---------- Given records

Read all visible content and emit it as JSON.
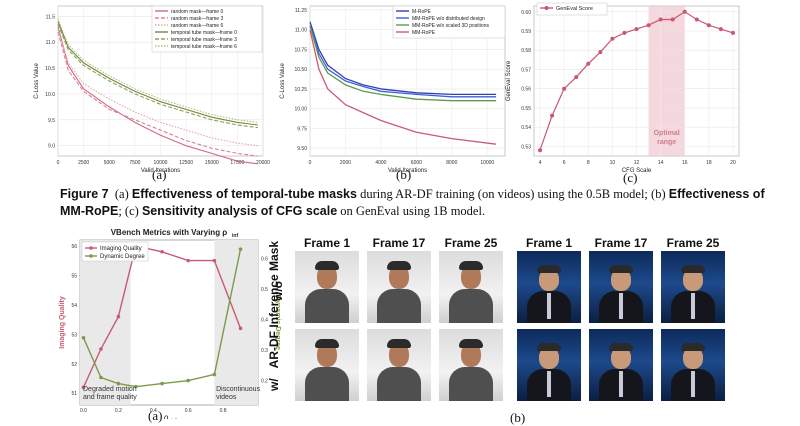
{
  "panels": {
    "a": {
      "label": "(a)"
    },
    "b": {
      "label": "(b)"
    },
    "c": {
      "label": "(c)"
    },
    "d": {
      "label": "(a)"
    },
    "e": {
      "label": "(b)"
    }
  },
  "caption": {
    "fig_num": "Figure 7",
    "p1": "(a)",
    "b1": "Effectiveness of temporal-tube masks",
    "p2": "during AR-DF training (on videos) using the 0.5B model; (b)",
    "b2": "Effectiveness of MM-RoPE",
    "p3": "; (c)",
    "b3": "Sensitivity analysis of CFG scale",
    "p4": "on GenEval using 1B model."
  },
  "frames": {
    "titles": [
      "Frame 1",
      "Frame 17",
      "Frame 25",
      "Frame 1",
      "Frame 17",
      "Frame 25"
    ],
    "row_wo": "w/o",
    "row_w": "w/",
    "row_sub": "AR-DF Inference Mask"
  },
  "chart_data": [
    {
      "type": "line",
      "xlabel": "Valid Iterations",
      "ylabel": "C-Loss Value",
      "xticks": [
        "0",
        "2500",
        "5000",
        "7500",
        "10000",
        "12500",
        "15000",
        "17500",
        "20000"
      ],
      "yticks": [
        "9.0",
        "9.5",
        "10.0",
        "10.5",
        "11.0",
        "11.5"
      ],
      "xlim": [
        0,
        20000
      ],
      "ylim": [
        8.8,
        11.7
      ],
      "legend": "top-right",
      "series": [
        {
          "name": "random mask—frame 0",
          "color": "#d06a7e",
          "x": [
            0,
            1000,
            2500,
            5000,
            7500,
            10000,
            12500,
            15000,
            17500,
            19500
          ],
          "y": [
            11.3,
            10.55,
            10.1,
            9.75,
            9.45,
            9.2,
            9.0,
            8.85,
            8.7,
            8.65
          ]
        },
        {
          "name": "random mask—frame 3",
          "color": "#d9869a",
          "x": [
            0,
            1000,
            2500,
            5000,
            7500,
            10000,
            12500,
            15000,
            17500,
            19500
          ],
          "y": [
            11.2,
            10.45,
            10.05,
            9.7,
            9.5,
            9.3,
            9.1,
            8.95,
            8.85,
            8.8
          ]
        },
        {
          "name": "random mask—frame 6",
          "color": "#e2a5b4",
          "x": [
            0,
            1000,
            2500,
            5000,
            7500,
            10000,
            12500,
            15000,
            17500,
            19500
          ],
          "y": [
            11.25,
            10.6,
            10.2,
            9.9,
            9.65,
            9.45,
            9.3,
            9.15,
            9.05,
            9.0
          ]
        },
        {
          "name": "temporal tube mask—frame 0",
          "color": "#6f8a3a",
          "x": [
            0,
            1000,
            2500,
            5000,
            7500,
            10000,
            12500,
            15000,
            17500,
            19500
          ],
          "y": [
            11.4,
            10.9,
            10.6,
            10.3,
            10.05,
            9.85,
            9.7,
            9.55,
            9.45,
            9.4
          ]
        },
        {
          "name": "temporal tube mask—frame 3",
          "color": "#8ea259",
          "x": [
            0,
            1000,
            2500,
            5000,
            7500,
            10000,
            12500,
            15000,
            17500,
            19500
          ],
          "y": [
            11.35,
            10.85,
            10.55,
            10.25,
            10.0,
            9.8,
            9.65,
            9.5,
            9.4,
            9.35
          ]
        },
        {
          "name": "temporal tube mask—frame 6",
          "color": "#b1c07f",
          "x": [
            0,
            1000,
            2500,
            5000,
            7500,
            10000,
            12500,
            15000,
            17500,
            19500
          ],
          "y": [
            11.45,
            10.95,
            10.65,
            10.35,
            10.1,
            9.9,
            9.75,
            9.6,
            9.5,
            9.45
          ]
        }
      ]
    },
    {
      "type": "line",
      "xlabel": "Valid Iterations",
      "ylabel": "C-Loss Value",
      "xticks": [
        "0",
        "2000",
        "4000",
        "6000",
        "8000",
        "10000"
      ],
      "yticks": [
        "9.50",
        "9.75",
        "10.00",
        "10.25",
        "10.50",
        "10.75",
        "11.00",
        "11.25"
      ],
      "xlim": [
        0,
        11000
      ],
      "ylim": [
        9.4,
        11.3
      ],
      "legend": "top-right",
      "series": [
        {
          "name": "M-RoPE",
          "color": "#2f3fb5",
          "x": [
            0,
            500,
            1000,
            2000,
            3000,
            4000,
            6000,
            8000,
            10500
          ],
          "y": [
            11.1,
            10.75,
            10.55,
            10.38,
            10.3,
            10.25,
            10.2,
            10.18,
            10.18
          ]
        },
        {
          "name": "MM-RoPE w/o distributed design",
          "color": "#3f61d6",
          "x": [
            0,
            500,
            1000,
            2000,
            3000,
            4000,
            6000,
            8000,
            10500
          ],
          "y": [
            11.05,
            10.7,
            10.5,
            10.35,
            10.28,
            10.22,
            10.18,
            10.15,
            10.15
          ]
        },
        {
          "name": "MM-RoPE w/o scaled 3D positions",
          "color": "#5e9a4c",
          "x": [
            0,
            500,
            1000,
            2000,
            3000,
            4000,
            6000,
            8000,
            10500
          ],
          "y": [
            11.05,
            10.65,
            10.45,
            10.3,
            10.22,
            10.18,
            10.12,
            10.1,
            10.1
          ]
        },
        {
          "name": "MM-RoPE",
          "color": "#c95a73",
          "x": [
            0,
            500,
            1000,
            2000,
            3000,
            4000,
            6000,
            8000,
            10500
          ],
          "y": [
            11.0,
            10.5,
            10.25,
            10.05,
            9.95,
            9.85,
            9.7,
            9.62,
            9.55
          ]
        }
      ]
    },
    {
      "type": "line",
      "xlabel": "CFG Scale",
      "ylabel": "GenEval Score",
      "xticks": [
        "4",
        "6",
        "8",
        "10",
        "12",
        "14",
        "16",
        "18",
        "20"
      ],
      "yticks": [
        "0.53",
        "0.54",
        "0.55",
        "0.56",
        "0.57",
        "0.58",
        "0.59",
        "0.60"
      ],
      "xlim": [
        3.5,
        20.5
      ],
      "ylim": [
        0.525,
        0.603
      ],
      "legend": "top-left",
      "annotation": "Optimal range",
      "band": [
        13,
        16
      ],
      "series": [
        {
          "name": "GenEval Score",
          "color": "#c85870",
          "x": [
            4,
            5,
            6,
            7,
            8,
            9,
            10,
            11,
            12,
            13,
            14,
            15,
            16,
            17,
            18,
            19,
            20
          ],
          "y": [
            0.528,
            0.546,
            0.56,
            0.566,
            0.573,
            0.579,
            0.586,
            0.589,
            0.591,
            0.593,
            0.596,
            0.596,
            0.6,
            0.596,
            0.593,
            0.591,
            0.589
          ]
        }
      ]
    },
    {
      "type": "line",
      "title": "VBench Metrics with Varying ρ",
      "title_sub": "inf",
      "xlabel": "ρ",
      "xlabel_sub": "inf",
      "ylabel": "Imaging Quality",
      "ylabel2": "Dynamic Degree",
      "xticks": [
        "0.0",
        "0.2",
        "0.4",
        "0.6",
        "0.8"
      ],
      "yticks": [
        "51",
        "52",
        "53",
        "54",
        "55",
        "56"
      ],
      "yticks2": [
        "0.2",
        "0.3",
        "0.4",
        "0.5",
        "0.6"
      ],
      "xlim": [
        -0.02,
        1.0
      ],
      "ylim": [
        50.6,
        56.2
      ],
      "ylim2": [
        0.12,
        0.66
      ],
      "legend": "top-left",
      "annotations": [
        "Degraded motion",
        "and frame quality",
        "Discontinuous",
        "videos"
      ],
      "series": [
        {
          "name": "Imaging Quality",
          "color": "#c95a73",
          "axis": "left",
          "x": [
            0.0,
            0.1,
            0.2,
            0.3,
            0.45,
            0.6,
            0.75,
            0.9
          ],
          "y": [
            51.2,
            52.5,
            53.6,
            56.0,
            55.8,
            55.5,
            55.5,
            53.2
          ]
        },
        {
          "name": "Dynamic Degree",
          "color": "#7d9a4a",
          "axis": "right",
          "x": [
            0.0,
            0.1,
            0.2,
            0.3,
            0.45,
            0.6,
            0.75,
            0.9
          ],
          "y": [
            0.34,
            0.21,
            0.19,
            0.18,
            0.19,
            0.2,
            0.22,
            0.63
          ]
        }
      ]
    }
  ]
}
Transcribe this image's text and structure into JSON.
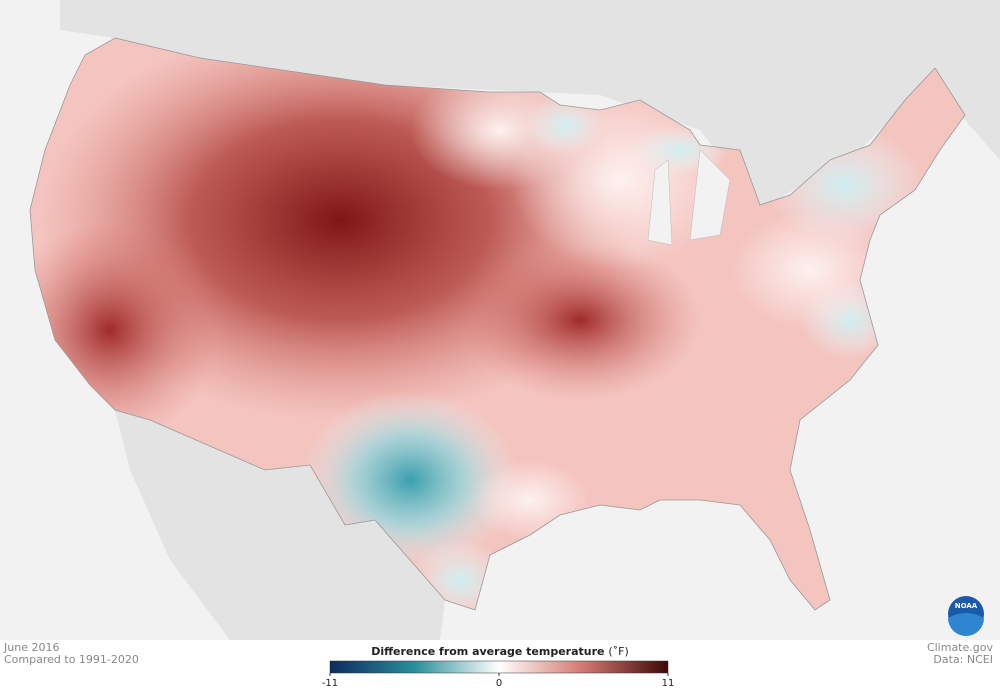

--------------------

Description of the task — From the entries, report each line that includes the word "Degree".

Result of the exercise —
      "ylabel2": "Dynamic Degree",
          "name": "Dynamic Degree",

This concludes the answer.